| To do |
Repeat the entries below exactly as they appear, with no pictures.
□ □ □ □
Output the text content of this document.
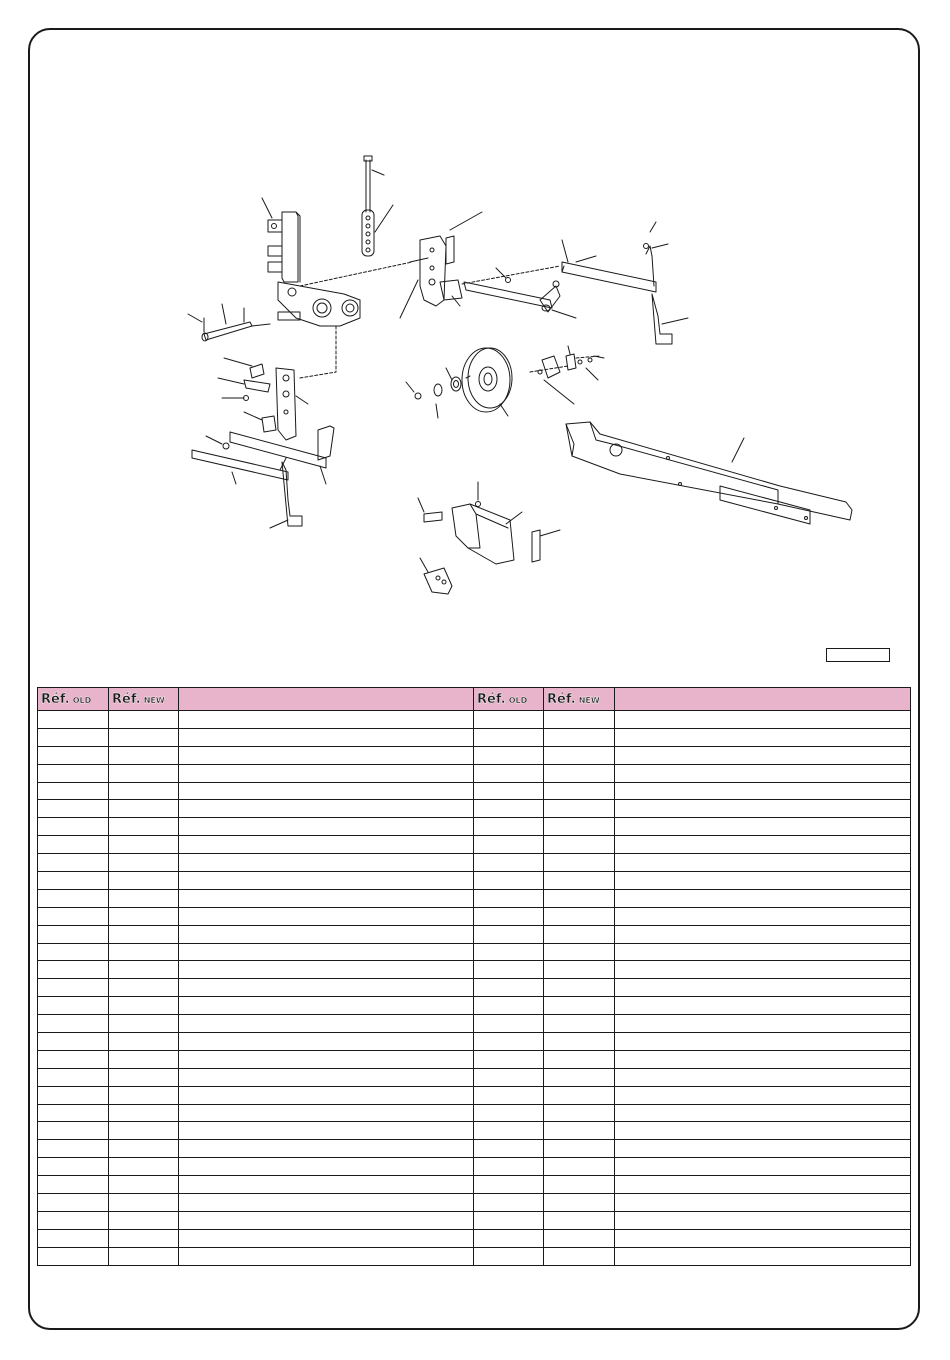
Réf. OLD	Réf. NEW		Réf. OLD	Réf. NEW	
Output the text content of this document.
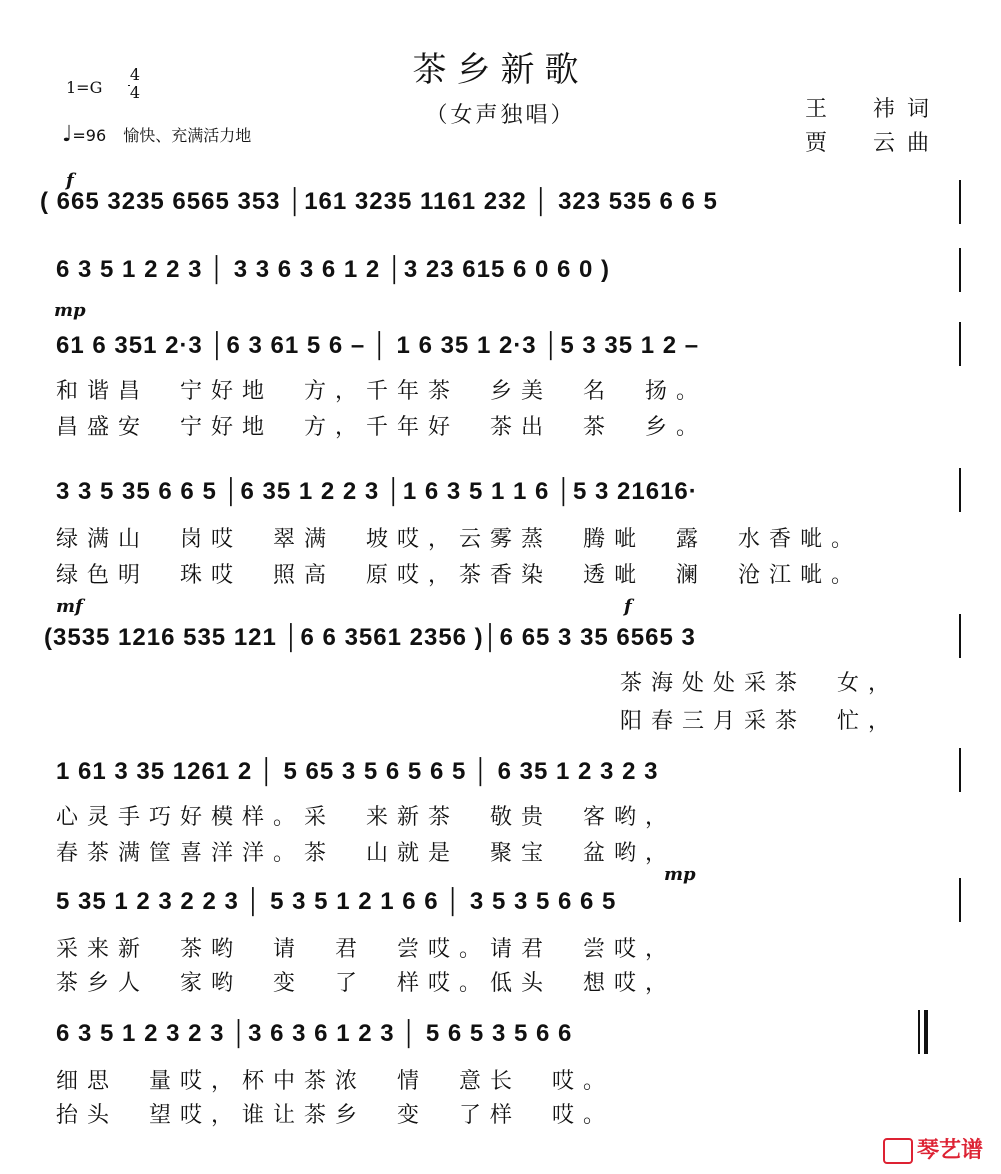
茶乡新歌
（女声独唱）
1=G
4
4
♩=96 愉快、充满活力地
王　祎词
贾　云曲
f
( 665 3235 6565 353 │161 3235 1161 232 │ 323 535 6 6 5
6 3 5 1 2 2 3 │ 3 3 6 3 6 1 2 │3 23 615 6 0 6 0 )
mp
61 6 351 2·3 │6 3 61 5 6 – │ 1 6 35 1 2·3 │5 3 35 1 2 –
和谐昌　宁好地　方，千年茶　乡美　名　扬。
昌盛安　宁好地　方，千年好　茶出　茶　乡。
3 3 5 35 6 6 5 │6 35 1 2 2 3 │1 6 3 5 1 1 6 │5 3 21616·
绿满山　岗哎　翠满　坡哎，云雾蒸　腾呲　露　水香呲。
绿色明　珠哎　照高　原哎，茶香染　透呲　澜　沧江呲。
mf	f
(3535 1216 535 121 │6 6 3561 2356 )│6 65 3 35 6565 3
茶海处处采茶　女，
阳春三月采茶　忙，
1 61 3 35 1261 2 │ 5 65 3 5 6 5 6 5 │ 6 35 1 2 3 2 3
心灵手巧好模样。采　来新茶　敬贵　客哟，
春茶满筐喜洋洋。茶　山就是　聚宝　盆哟，
mp
5 35 1 2 3 2 2 3 │ 5 3 5 1 2 1 6 6 │ 3 5 3 5 6 6 5
采来新　茶哟　请　君　尝哎。请君　尝哎，
茶乡人　家哟　变　了　样哎。低头　想哎，
6 3 5 1 2 3 2 3 │3 6 3 6 1 2 3 │ 5 6 5 3 5 6 6
细思　量哎，杯中茶浓　情　意长　哎。
抬头　望哎，谁让茶乡　变　了样　哎。
琴艺谱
□ □ □ □
| Response |
Output the text content of this document.
Réf. OLD	Réf. NEW		Réf. OLD	Réf. NEW	
Output the text content of this document.
茶乡新歌
（女声独唱）
1=G
4
4
♩=96 愉快、充满活力地
王　祎词
贾　云曲
f
( 665 3235 6565 353 │161 3235 1161 232 │ 323 535 6 6 5
6 3 5 1 2 2 3 │ 3 3 6 3 6 1 2 │3 23 615 6 0 6 0 )
mp
61 6 351 2·3 │6 3 61 5 6 – │ 1 6 35 1 2·3 │5 3 35 1 2 –
和谐昌　宁好地　方，千年茶　乡美　名　扬。
昌盛安　宁好地　方，千年好　茶出　茶　乡。
3 3 5 35 6 6 5 │6 35 1 2 2 3 │1 6 3 5 1 1 6 │5 3 21616·
绿满山　岗哎　翠满　坡哎，云雾蒸　腾呲　露　水香呲。
绿色明　珠哎　照高　原哎，茶香染　透呲　澜　沧江呲。
mf	f
(3535 1216 535 121 │6 6 3561 2356 )│6 65 3 35 6565 3
茶海处处采茶　女，
阳春三月采茶　忙，
1 61 3 35 1261 2 │ 5 65 3 5 6 5 6 5 │ 6 35 1 2 3 2 3
心灵手巧好模样。采　来新茶　敬贵　客哟，
春茶满筐喜洋洋。茶　山就是　聚宝　盆哟，
mp
5 35 1 2 3 2 2 3 │ 5 3 5 1 2 1 6 6 │ 3 5 3 5 6 6 5
采来新　茶哟　请　君　尝哎。请君　尝哎，
茶乡人　家哟　变　了　样哎。低头　想哎，
6 3 5 1 2 3 2 3 │3 6 3 6 1 2 3 │ 5 6 5 3 5 6 6
细思　量哎，杯中茶浓　情　意长　哎。
抬头　望哎，谁让茶乡　变　了样　哎。
琴艺谱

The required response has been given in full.